**DOCUMENT SEGMENT**

** begin **

7.3

Incendiary: The Willingham Case

Movies Reviews
Incendiary: The Willingham Case

Granted, everyone loves an unlikely hero. But Cameron Todd Willingham was an unemployed man who beat his wife and was executed in 2004, after 12 years on death row for killing his three young daughters in a fire he set to their home.

But did he?

Incendiary: The Willingham Case is a smart documentary that opens with the following statement from one of many scholars interested in the case: “Committing arson at 9 a.m. is pretty uncommon.” A perfect opening, as it offers a single, common-sense explanation for the unlikelihood of Willingham’s alleged crime, even as the film goes on to debunk and dethrone the “common-sense” methods that got a man convicted of and put to death for a crime that most likely never occurred.

** end **

**PROMPT A**
In the documentary review, reproduce everything from "Movies Reviews" down to "But did he?", swapping "daughters" for "children".
**PROMPT B**
List every number written in digits in the documentary review.

**SUPPLIED DATA**
** begin **

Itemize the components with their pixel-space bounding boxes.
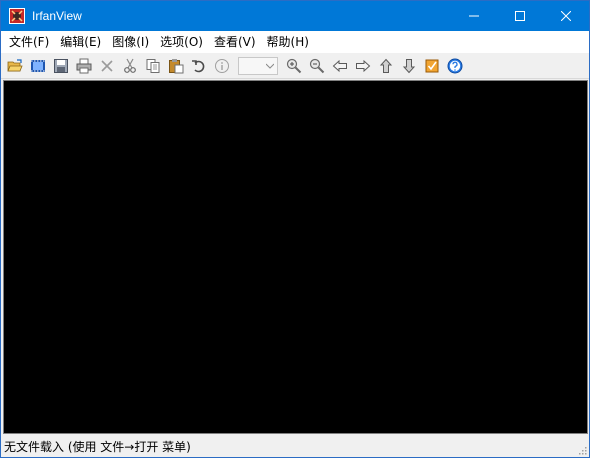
irfanview-cat-icon[interactable] (9, 8, 25, 24)
previous-button[interactable] (328, 55, 351, 77)
open-folder-icon (6, 58, 23, 71)
print-icon (76, 58, 91, 73)
save-icon (53, 58, 68, 73)
thumbnails-button[interactable] (420, 55, 443, 77)
info-button[interactable] (210, 55, 233, 77)
thumbnails-icon (425, 59, 438, 72)
first-button[interactable] (374, 55, 397, 77)
paste-button[interactable] (164, 55, 187, 77)
cut-button[interactable] (118, 55, 141, 77)
chevron-down-icon (266, 63, 274, 69)
zoom-out-icon (309, 58, 324, 73)
resize-grip-icon[interactable] (577, 445, 587, 455)
zoom-out-button[interactable] (305, 55, 328, 77)
irfanview-window: IrfanView 文件(F) 编辑(E) 图像(I) 选项(O) 查看(V) … (0, 0, 590, 458)
toolbar (1, 53, 589, 79)
print-button[interactable] (72, 55, 95, 77)
delete-icon (100, 59, 113, 72)
delete-button[interactable] (95, 55, 118, 77)
previous-icon (332, 59, 347, 72)
undo-button[interactable] (187, 55, 210, 77)
image-viewport[interactable] (3, 80, 588, 434)
next-button[interactable] (351, 55, 374, 77)
window-controls (451, 1, 589, 31)
status-text: 无文件载入 (使用 文件→打开 菜单) (4, 440, 191, 454)
page-select[interactable] (238, 56, 278, 75)
paste-icon (168, 58, 183, 73)
menu-options[interactable]: 选项(O) (154, 32, 208, 52)
last-button[interactable] (397, 55, 420, 77)
maximize-icon (515, 11, 525, 21)
menu-view[interactable]: 查看(V) (208, 32, 261, 52)
zoom-in-icon (286, 58, 301, 73)
title-bar[interactable]: IrfanView (1, 1, 589, 31)
menu-bar: 文件(F) 编辑(E) 图像(I) 选项(O) 查看(V) 帮助(H) (1, 31, 589, 53)
slideshow-icon (30, 59, 45, 72)
menu-file[interactable]: 文件(F) (3, 32, 54, 52)
undo-icon (191, 59, 204, 72)
slideshow-button[interactable] (26, 55, 49, 77)
close-button[interactable] (543, 1, 589, 31)
close-icon (561, 11, 571, 21)
maximize-button[interactable] (497, 1, 543, 31)
status-bar: 无文件载入 (使用 文件→打开 菜单) (1, 436, 589, 457)
minimize-button[interactable] (451, 1, 497, 31)
open-button[interactable] (3, 55, 26, 77)
next-icon (355, 59, 370, 72)
save-button[interactable] (49, 55, 72, 77)
first-icon (379, 58, 392, 73)
help-button[interactable] (443, 55, 466, 77)
help-icon (447, 58, 462, 73)
menu-image[interactable]: 图像(I) (106, 32, 154, 52)
menu-edit[interactable]: 编辑(E) (54, 32, 106, 52)
copy-icon (146, 58, 159, 73)
last-icon (402, 58, 415, 73)
zoom-in-button[interactable] (282, 55, 305, 77)
menu-help[interactable]: 帮助(H) (261, 32, 314, 52)
minimize-icon (469, 15, 479, 17)
copy-button[interactable] (141, 55, 164, 77)
info-icon (214, 58, 229, 73)
window-title: IrfanView (32, 9, 82, 23)
cut-icon (123, 58, 136, 73)
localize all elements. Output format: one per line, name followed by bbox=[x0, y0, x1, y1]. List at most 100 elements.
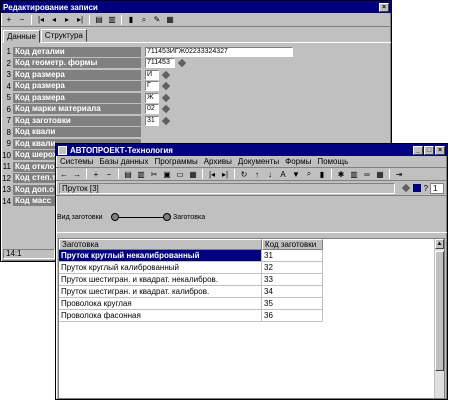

** end **

**COMPLETE RESPONSE A**
Movies Reviews
Incendiary: The Willingham Case

Granted, everyone loves an unlikely hero. But Cameron Todd Willingham was an unemployed man who beat his wife and was executed in 2004, after 12 years on death row for killing his three young children in a fire he set to their home.

But did he?

**COMPLETE RESPONSE B**
7.3
2004
12
9